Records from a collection
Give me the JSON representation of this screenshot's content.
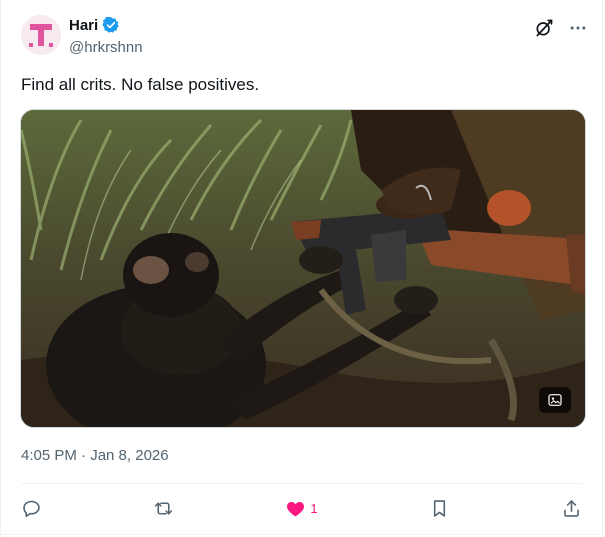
{
  "author": {
    "display_name": "Hari",
    "handle": "@hrkrshnn",
    "avatar_letter": "T",
    "verified": true
  },
  "post": {
    "text": "Find all crits. No false positives.",
    "timestamp": "4:05 PM · Jan 8, 2026"
  },
  "media": {
    "icons": [
      "alt-text-badge-icon"
    ]
  },
  "top_icons": [
    "grok-icon",
    "more-options-icon"
  ],
  "actions": {
    "reply": {
      "icon": "reply-icon"
    },
    "repost": {
      "icon": "repost-icon"
    },
    "like": {
      "icon": "heart-icon",
      "count": "1",
      "color": "#f91880"
    },
    "bookmark": {
      "icon": "bookmark-icon"
    },
    "share": {
      "icon": "share-icon"
    }
  },
  "colors": {
    "text_primary": "#0f1419",
    "text_secondary": "#536471",
    "verified_blue": "#1d9bf0",
    "like_pink": "#f91880",
    "avatar_pink": "#e0559e"
  }
}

■ EXERCISE GOAL
Each line above is to be copied verbatim. Drop any image from the copy.

■ SOLUTION
Give me the JSON representation of this screenshot's content.
{
  "author": {
    "display_name": "Hari",
    "handle": "@hrkrshnn",
    "avatar_letter": "T",
    "verified": true
  },
  "post": {
    "text": "Find all crits. No false positives.",
    "timestamp": "4:05 PM · Jan 8, 2026"
  },
  "media": {
    "icons": [
      "alt-text-badge-icon"
    ]
  },
  "top_icons": [
    "grok-icon",
    "more-options-icon"
  ],
  "actions": {
    "reply": {
      "icon": "reply-icon"
    },
    "repost": {
      "icon": "repost-icon"
    },
    "like": {
      "icon": "heart-icon",
      "count": "1",
      "color": "#f91880"
    },
    "bookmark": {
      "icon": "bookmark-icon"
    },
    "share": {
      "icon": "share-icon"
    }
  },
  "colors": {
    "text_primary": "#0f1419",
    "text_secondary": "#536471",
    "verified_blue": "#1d9bf0",
    "like_pink": "#f91880",
    "avatar_pink": "#e0559e"
  }
}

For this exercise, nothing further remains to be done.